Objective
Gather every line that includes the word "plain", please.

Input for this task
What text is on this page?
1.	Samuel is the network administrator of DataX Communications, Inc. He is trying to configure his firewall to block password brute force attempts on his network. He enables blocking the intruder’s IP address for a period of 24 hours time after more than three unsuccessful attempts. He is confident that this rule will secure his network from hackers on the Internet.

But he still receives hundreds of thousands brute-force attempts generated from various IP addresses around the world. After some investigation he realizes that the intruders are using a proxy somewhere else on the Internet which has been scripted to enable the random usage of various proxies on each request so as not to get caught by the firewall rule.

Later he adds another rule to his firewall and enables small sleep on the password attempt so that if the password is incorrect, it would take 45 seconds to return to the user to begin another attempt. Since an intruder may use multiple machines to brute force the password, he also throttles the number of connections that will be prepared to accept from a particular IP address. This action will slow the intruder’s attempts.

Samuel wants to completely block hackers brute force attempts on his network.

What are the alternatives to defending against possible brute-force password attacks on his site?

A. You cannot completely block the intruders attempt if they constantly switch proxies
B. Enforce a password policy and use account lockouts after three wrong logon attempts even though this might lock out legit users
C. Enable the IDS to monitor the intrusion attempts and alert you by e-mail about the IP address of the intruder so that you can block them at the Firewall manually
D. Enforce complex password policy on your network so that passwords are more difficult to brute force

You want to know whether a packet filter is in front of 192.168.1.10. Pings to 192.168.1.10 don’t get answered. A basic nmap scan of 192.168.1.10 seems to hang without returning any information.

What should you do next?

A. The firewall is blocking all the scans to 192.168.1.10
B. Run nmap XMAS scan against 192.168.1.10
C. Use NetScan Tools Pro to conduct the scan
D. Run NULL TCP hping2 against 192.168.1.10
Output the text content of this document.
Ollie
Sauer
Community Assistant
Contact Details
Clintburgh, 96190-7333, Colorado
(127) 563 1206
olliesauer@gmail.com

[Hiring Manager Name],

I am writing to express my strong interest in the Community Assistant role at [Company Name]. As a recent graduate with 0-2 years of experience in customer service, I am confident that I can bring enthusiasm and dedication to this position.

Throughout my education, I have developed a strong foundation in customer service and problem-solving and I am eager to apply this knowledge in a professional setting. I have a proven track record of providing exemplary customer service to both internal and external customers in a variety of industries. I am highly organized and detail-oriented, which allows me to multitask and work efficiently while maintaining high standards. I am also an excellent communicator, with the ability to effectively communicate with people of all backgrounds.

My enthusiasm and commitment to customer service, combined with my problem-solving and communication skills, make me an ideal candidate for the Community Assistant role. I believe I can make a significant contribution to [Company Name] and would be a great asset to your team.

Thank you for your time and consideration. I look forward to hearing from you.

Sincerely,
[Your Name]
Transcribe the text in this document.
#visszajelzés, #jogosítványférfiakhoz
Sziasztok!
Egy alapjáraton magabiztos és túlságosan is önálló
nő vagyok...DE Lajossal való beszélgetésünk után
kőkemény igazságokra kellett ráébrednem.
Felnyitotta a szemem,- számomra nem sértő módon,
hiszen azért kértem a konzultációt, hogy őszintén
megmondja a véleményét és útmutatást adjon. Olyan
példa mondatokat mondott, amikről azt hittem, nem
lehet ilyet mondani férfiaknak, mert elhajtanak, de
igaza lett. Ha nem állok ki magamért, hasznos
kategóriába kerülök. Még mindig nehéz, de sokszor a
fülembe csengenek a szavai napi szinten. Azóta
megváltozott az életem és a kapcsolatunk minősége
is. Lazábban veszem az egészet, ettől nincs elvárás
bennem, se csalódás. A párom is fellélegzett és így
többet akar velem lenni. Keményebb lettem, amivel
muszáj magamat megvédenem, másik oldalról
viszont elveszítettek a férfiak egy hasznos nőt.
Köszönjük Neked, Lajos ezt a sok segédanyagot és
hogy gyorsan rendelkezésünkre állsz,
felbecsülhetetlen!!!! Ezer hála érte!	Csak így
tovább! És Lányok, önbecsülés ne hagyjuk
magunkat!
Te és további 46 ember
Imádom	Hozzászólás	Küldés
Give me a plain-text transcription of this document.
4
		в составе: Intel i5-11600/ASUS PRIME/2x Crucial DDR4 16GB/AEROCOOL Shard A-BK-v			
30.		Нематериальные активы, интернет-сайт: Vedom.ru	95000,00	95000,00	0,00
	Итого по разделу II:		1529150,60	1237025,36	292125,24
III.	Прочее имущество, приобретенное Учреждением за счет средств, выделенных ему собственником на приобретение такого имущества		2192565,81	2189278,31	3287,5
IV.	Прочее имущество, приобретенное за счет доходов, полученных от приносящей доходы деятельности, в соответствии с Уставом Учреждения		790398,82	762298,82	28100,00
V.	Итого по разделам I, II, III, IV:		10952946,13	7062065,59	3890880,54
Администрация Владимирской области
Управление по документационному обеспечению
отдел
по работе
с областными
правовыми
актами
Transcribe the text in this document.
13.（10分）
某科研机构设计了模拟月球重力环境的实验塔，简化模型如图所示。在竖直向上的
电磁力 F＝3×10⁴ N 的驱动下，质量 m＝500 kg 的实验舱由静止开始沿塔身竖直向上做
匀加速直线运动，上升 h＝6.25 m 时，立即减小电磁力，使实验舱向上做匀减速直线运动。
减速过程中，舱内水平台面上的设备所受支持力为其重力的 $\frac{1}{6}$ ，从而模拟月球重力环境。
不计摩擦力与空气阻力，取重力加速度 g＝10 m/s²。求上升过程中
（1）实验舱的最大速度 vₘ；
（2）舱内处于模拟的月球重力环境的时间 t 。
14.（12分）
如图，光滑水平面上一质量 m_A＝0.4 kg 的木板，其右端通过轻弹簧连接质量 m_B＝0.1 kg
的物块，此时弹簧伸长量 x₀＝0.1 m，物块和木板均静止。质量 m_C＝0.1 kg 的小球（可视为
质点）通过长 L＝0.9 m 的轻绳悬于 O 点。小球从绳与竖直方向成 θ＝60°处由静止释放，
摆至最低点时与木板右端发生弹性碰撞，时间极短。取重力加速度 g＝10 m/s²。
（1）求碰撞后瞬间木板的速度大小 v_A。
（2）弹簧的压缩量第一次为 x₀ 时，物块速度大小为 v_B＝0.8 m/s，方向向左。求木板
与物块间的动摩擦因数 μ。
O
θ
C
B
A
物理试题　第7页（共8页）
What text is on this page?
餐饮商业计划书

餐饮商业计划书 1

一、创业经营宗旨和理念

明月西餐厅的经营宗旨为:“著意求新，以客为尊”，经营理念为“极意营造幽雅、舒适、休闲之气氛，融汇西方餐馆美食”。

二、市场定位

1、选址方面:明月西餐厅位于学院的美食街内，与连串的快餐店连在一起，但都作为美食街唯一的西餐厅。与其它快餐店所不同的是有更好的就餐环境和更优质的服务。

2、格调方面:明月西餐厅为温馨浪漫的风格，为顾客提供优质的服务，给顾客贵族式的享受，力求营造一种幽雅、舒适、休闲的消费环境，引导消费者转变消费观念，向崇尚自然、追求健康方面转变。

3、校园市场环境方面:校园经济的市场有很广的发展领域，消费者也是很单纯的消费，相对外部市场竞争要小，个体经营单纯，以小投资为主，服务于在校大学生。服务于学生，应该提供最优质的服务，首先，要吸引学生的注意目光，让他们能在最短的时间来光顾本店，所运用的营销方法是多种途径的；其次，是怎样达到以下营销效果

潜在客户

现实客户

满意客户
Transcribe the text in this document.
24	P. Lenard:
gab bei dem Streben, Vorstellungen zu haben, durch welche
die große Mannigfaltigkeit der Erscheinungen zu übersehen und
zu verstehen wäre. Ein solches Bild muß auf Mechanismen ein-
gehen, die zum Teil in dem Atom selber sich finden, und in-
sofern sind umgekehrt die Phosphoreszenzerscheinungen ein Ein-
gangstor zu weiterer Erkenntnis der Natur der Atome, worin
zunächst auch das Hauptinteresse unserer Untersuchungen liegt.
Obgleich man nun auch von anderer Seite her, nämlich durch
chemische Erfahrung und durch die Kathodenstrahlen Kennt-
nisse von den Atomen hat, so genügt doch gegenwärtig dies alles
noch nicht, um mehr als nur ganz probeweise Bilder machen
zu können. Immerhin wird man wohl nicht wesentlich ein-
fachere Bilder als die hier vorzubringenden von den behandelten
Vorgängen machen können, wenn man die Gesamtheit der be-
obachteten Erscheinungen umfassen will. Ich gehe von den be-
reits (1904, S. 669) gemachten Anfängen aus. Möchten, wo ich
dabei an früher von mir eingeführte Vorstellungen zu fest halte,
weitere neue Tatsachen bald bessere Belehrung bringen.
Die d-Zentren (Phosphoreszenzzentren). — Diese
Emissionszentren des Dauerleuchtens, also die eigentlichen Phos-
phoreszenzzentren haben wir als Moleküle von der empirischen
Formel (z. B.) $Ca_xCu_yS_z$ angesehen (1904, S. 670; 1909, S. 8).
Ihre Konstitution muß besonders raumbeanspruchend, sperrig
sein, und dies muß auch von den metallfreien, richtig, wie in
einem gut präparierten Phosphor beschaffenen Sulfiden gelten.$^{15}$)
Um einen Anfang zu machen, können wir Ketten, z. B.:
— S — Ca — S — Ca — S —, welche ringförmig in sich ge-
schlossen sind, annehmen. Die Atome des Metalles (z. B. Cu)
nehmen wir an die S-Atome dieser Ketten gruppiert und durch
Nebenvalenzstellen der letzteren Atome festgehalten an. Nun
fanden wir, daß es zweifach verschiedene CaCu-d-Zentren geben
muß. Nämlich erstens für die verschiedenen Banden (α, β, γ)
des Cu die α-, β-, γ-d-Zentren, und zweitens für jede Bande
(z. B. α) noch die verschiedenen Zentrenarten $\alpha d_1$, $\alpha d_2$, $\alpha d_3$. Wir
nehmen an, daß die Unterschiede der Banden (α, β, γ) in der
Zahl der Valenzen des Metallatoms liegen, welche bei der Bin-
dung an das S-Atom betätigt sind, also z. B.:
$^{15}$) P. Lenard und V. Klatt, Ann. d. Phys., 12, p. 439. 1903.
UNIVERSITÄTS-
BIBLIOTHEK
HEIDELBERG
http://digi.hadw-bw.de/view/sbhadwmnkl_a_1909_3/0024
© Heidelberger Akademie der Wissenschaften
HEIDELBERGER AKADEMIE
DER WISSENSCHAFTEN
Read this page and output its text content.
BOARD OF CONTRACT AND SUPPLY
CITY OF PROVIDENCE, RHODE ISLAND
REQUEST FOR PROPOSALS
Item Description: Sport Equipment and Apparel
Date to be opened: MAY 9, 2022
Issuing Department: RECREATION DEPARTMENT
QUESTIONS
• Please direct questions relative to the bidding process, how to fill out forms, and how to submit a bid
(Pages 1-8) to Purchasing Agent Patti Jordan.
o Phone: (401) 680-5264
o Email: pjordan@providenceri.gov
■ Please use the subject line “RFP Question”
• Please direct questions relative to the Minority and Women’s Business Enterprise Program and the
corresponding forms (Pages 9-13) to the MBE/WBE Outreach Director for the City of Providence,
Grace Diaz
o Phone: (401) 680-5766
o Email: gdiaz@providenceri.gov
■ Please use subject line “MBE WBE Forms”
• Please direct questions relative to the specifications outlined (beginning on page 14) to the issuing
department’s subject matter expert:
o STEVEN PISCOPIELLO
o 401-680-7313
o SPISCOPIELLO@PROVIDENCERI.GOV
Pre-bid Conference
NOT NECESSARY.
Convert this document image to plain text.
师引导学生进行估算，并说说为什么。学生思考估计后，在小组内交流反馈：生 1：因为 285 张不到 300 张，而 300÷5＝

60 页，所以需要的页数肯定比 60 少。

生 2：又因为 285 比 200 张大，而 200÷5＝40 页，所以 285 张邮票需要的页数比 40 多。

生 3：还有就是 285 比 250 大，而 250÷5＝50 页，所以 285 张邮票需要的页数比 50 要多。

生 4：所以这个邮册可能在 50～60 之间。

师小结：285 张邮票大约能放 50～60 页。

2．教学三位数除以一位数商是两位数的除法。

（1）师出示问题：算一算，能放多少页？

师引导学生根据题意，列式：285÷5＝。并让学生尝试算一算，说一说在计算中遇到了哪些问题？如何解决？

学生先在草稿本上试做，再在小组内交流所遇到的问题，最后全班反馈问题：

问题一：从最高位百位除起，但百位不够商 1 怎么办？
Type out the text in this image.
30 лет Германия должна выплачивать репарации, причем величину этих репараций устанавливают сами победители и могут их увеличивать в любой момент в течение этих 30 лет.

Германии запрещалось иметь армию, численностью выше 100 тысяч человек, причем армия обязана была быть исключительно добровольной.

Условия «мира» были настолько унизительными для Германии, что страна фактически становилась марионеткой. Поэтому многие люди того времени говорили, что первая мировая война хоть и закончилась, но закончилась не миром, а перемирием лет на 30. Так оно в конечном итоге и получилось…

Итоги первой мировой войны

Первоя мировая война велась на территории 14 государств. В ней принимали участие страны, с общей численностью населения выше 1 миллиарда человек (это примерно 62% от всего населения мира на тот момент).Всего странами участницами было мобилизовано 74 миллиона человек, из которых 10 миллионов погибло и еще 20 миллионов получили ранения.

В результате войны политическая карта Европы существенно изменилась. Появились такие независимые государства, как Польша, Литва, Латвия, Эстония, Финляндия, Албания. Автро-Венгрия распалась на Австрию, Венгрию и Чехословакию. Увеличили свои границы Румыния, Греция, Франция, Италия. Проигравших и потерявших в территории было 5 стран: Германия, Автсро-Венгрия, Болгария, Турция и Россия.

Expected answer
Give me a plain-text transcription of this document.
Convert this document image to plain text.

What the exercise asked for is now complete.